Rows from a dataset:

● ● ● ●

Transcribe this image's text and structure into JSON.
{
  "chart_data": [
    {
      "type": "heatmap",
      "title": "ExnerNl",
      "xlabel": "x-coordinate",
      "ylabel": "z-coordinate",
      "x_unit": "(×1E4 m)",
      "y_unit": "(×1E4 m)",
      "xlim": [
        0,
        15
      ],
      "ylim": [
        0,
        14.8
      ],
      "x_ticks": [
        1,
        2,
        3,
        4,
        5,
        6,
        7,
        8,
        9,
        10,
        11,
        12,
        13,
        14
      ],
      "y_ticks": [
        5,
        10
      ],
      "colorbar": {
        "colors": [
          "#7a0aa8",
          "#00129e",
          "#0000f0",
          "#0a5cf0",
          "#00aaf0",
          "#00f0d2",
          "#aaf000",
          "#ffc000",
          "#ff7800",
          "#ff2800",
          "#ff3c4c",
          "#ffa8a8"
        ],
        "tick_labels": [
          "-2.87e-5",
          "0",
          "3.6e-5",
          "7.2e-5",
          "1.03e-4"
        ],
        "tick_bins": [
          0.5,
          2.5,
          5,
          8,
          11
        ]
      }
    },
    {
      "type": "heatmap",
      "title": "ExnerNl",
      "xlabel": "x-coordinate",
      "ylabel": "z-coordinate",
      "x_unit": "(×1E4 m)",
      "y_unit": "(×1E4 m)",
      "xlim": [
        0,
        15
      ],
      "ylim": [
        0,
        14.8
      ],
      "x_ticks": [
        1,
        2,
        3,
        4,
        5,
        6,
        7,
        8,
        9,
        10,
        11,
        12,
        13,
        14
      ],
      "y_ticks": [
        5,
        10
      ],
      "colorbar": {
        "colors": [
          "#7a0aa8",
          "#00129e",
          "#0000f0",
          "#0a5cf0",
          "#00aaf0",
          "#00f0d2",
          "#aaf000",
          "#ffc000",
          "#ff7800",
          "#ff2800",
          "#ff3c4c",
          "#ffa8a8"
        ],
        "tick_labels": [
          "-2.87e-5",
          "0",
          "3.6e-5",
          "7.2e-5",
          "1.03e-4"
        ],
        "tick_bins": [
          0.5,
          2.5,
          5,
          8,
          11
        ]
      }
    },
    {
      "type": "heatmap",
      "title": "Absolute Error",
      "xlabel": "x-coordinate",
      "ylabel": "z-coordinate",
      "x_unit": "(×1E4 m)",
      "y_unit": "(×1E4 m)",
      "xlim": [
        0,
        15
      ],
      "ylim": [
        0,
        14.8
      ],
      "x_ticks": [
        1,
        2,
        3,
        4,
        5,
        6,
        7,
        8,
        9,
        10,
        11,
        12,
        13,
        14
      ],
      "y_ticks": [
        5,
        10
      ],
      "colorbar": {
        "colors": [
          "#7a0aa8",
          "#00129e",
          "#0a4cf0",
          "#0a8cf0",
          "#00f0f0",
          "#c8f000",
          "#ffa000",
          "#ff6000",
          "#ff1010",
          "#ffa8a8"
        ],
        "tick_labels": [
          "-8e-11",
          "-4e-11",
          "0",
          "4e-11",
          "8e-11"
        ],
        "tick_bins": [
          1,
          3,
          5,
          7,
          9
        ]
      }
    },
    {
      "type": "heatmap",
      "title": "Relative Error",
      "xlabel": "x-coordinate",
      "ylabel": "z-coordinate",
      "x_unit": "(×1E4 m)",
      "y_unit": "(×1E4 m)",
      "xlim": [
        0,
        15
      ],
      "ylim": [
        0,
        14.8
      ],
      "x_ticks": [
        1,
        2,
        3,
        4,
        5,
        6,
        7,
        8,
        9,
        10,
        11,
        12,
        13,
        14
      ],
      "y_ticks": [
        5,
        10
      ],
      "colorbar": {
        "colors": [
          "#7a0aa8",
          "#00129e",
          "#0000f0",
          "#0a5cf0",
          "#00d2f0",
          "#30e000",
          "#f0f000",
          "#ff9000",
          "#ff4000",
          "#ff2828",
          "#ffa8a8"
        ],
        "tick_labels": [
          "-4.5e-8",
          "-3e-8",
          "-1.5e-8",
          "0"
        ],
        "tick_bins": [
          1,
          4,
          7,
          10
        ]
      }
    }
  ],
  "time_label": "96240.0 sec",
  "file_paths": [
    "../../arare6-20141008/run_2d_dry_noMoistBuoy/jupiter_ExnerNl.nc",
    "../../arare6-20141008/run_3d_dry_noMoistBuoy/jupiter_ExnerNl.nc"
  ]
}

● ● ● ●

* INSTRUCTIONS TO FOLLOW:
Reproduce every record, matching each line exactly.

* TASK ANSWER:
Transcribe this image's text and structure into JSON.
{
  "chart_data": [
    {
      "type": "heatmap",
      "title": "ExnerNl",
      "xlabel": "x-coordinate",
      "ylabel": "z-coordinate",
      "x_unit": "(×1E4 m)",
      "y_unit": "(×1E4 m)",
      "xlim": [
        0,
        15
      ],
      "ylim": [
        0,
        14.8
      ],
      "x_ticks": [
        1,
        2,
        3,
        4,
        5,
        6,
        7,
        8,
        9,
        10,
        11,
        12,
        13,
        14
      ],
      "y_ticks": [
        5,
        10
      ],
      "colorbar": {
        "colors": [
          "#7a0aa8",
          "#00129e",
          "#0000f0",
          "#0a5cf0",
          "#00aaf0",
          "#00f0d2",
          "#aaf000",
          "#ffc000",
          "#ff7800",
          "#ff2800",
          "#ff3c4c",
          "#ffa8a8"
        ],
        "tick_labels": [
          "-2.87e-5",
          "0",
          "3.6e-5",
          "7.2e-5",
          "1.03e-4"
        ],
        "tick_bins": [
          0.5,
          2.5,
          5,
          8,
          11
        ]
      }
    },
    {
      "type": "heatmap",
      "title": "ExnerNl",
      "xlabel": "x-coordinate",
      "ylabel": "z-coordinate",
      "x_unit": "(×1E4 m)",
      "y_unit": "(×1E4 m)",
      "xlim": [
        0,
        15
      ],
      "ylim": [
        0,
        14.8
      ],
      "x_ticks": [
        1,
        2,
        3,
        4,
        5,
        6,
        7,
        8,
        9,
        10,
        11,
        12,
        13,
        14
      ],
      "y_ticks": [
        5,
        10
      ],
      "colorbar": {
        "colors": [
          "#7a0aa8",
          "#00129e",
          "#0000f0",
          "#0a5cf0",
          "#00aaf0",
          "#00f0d2",
          "#aaf000",
          "#ffc000",
          "#ff7800",
          "#ff2800",
          "#ff3c4c",
          "#ffa8a8"
        ],
        "tick_labels": [
          "-2.87e-5",
          "0",
          "3.6e-5",
          "7.2e-5",
          "1.03e-4"
        ],
        "tick_bins": [
          0.5,
          2.5,
          5,
          8,
          11
        ]
      }
    },
    {
      "type": "heatmap",
      "title": "Absolute Error",
      "xlabel": "x-coordinate",
      "ylabel": "z-coordinate",
      "x_unit": "(×1E4 m)",
      "y_unit": "(×1E4 m)",
      "xlim": [
        0,
        15
      ],
      "ylim": [
        0,
        14.8
      ],
      "x_ticks": [
        1,
        2,
        3,
        4,
        5,
        6,
        7,
        8,
        9,
        10,
        11,
        12,
        13,
        14
      ],
      "y_ticks": [
        5,
        10
      ],
      "colorbar": {
        "colors": [
          "#7a0aa8",
          "#00129e",
          "#0a4cf0",
          "#0a8cf0",
          "#00f0f0",
          "#c8f000",
          "#ffa000",
          "#ff6000",
          "#ff1010",
          "#ffa8a8"
        ],
        "tick_labels": [
          "-8e-11",
          "-4e-11",
          "0",
          "4e-11",
          "8e-11"
        ],
        "tick_bins": [
          1,
          3,
          5,
          7,
          9
        ]
      }
    },
    {
      "type": "heatmap",
      "title": "Relative Error",
      "xlabel": "x-coordinate",
      "ylabel": "z-coordinate",
      "x_unit": "(×1E4 m)",
      "y_unit": "(×1E4 m)",
      "xlim": [
        0,
        15
      ],
      "ylim": [
        0,
        14.8
      ],
      "x_ticks": [
        1,
        2,
        3,
        4,
        5,
        6,
        7,
        8,
        9,
        10,
        11,
        12,
        13,
        14
      ],
      "y_ticks": [
        5,
        10
      ],
      "colorbar": {
        "colors": [
          "#7a0aa8",
          "#00129e",
          "#0000f0",
          "#0a5cf0",
          "#00d2f0",
          "#30e000",
          "#f0f000",
          "#ff9000",
          "#ff4000",
          "#ff2828",
          "#ffa8a8"
        ],
        "tick_labels": [
          "-4.5e-8",
          "-3e-8",
          "-1.5e-8",
          "0"
        ],
        "tick_bins": [
          1,
          4,
          7,
          10
        ]
      }
    }
  ],
  "time_label": "96240.0 sec",
  "file_paths": [
    "../../arare6-20141008/run_2d_dry_noMoistBuoy/jupiter_ExnerNl.nc",
    "../../arare6-20141008/run_3d_dry_noMoistBuoy/jupiter_ExnerNl.nc"
  ]
}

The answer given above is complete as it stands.